● **Supplied data**
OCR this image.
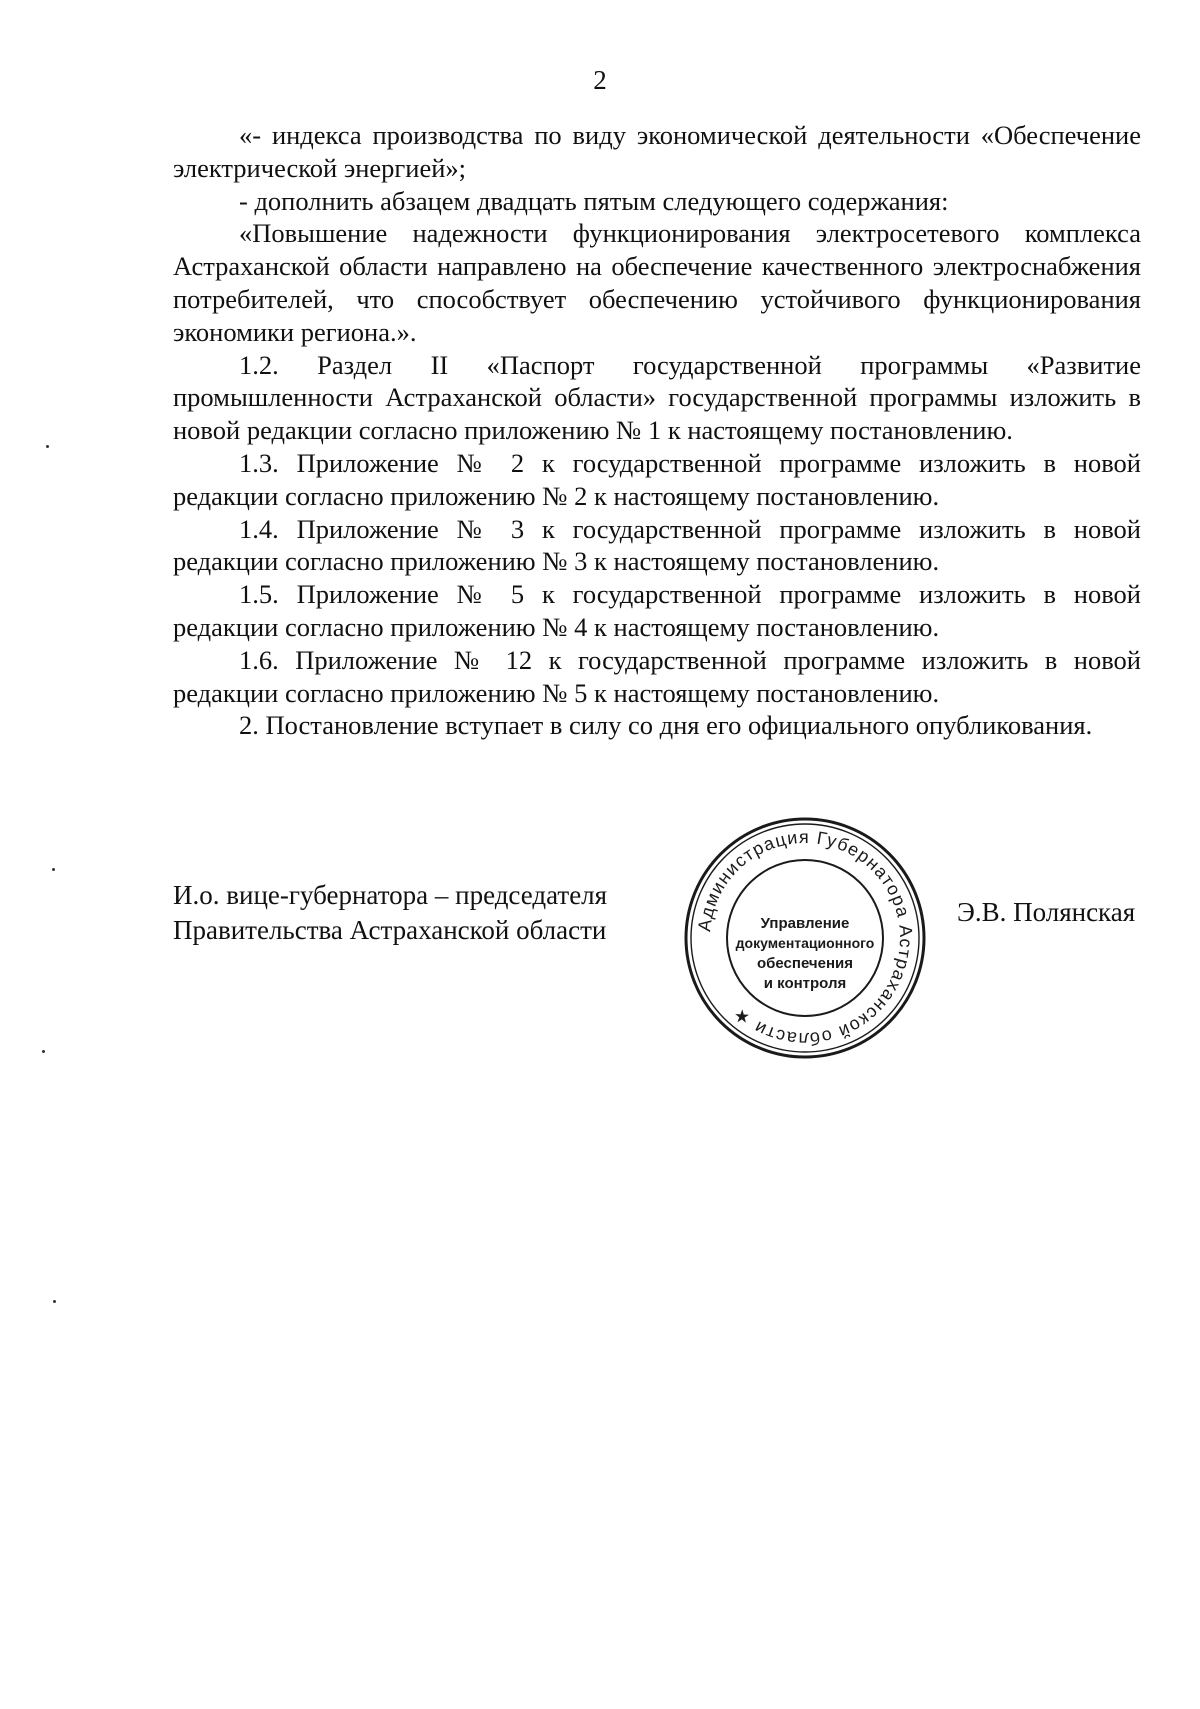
2

«- индекса производства по виду экономической деятельности «Обеспечение электрической энергией»;

- дополнить абзацем двадцать пятым следующего содержания:

«Повышение надежности функционирования электросетевого комплекса Астраханской области направлено на обеспечение качественного электроснабжения потребителей, что способствует обеспечению устойчивого функционирования экономики региона.».

1.2. Раздел II «Паспорт государственной программы «Развитие промышленности Астраханской области» государственной программы изложить в новой редакции согласно приложению № 1 к настоящему постановлению.

1.3. Приложение № 2 к государственной программе изложить в новой редакции согласно приложению № 2 к настоящему постановлению.

1.4. Приложение № 3 к государственной программе изложить в новой редакции согласно приложению № 3 к настоящему постановлению.

1.5. Приложение № 5 к государственной программе изложить в новой редакции согласно приложению № 4 к настоящему постановлению.

1.6. Приложение № 12 к государственной программе изложить в новой редакции согласно приложению № 5 к настоящему постановлению.

2. Постановление вступает в силу со дня его официального опубликования.

И.о. вице-губернатора – председателя
Правительства Астраханской области	Администрация Губернатора Астраханской области ★
Управление
документационного
обеспечения
и контроля
Э.В. Полянская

● **What to work on**
Look over the listing above. Pick out and copy every line that includes "согласно".

● **Written answer**
1.2. Раздел II «Паспорт государственной программы «Развитие промышленности Астраханской области» государственной программы изложить в новой редакции согласно приложению № 1 к настоящему постановлению.
1.3. Приложение № 2 к государственной программе изложить в новой редакции согласно приложению № 2 к настоящему постановлению.
1.4. Приложение № 3 к государственной программе изложить в новой редакции согласно приложению № 3 к настоящему постановлению.
1.5. Приложение № 5 к государственной программе изложить в новой редакции согласно приложению № 4 к настоящему постановлению.
1.6. Приложение № 12 к государственной программе изложить в новой редакции согласно приложению № 5 к настоящему постановлению.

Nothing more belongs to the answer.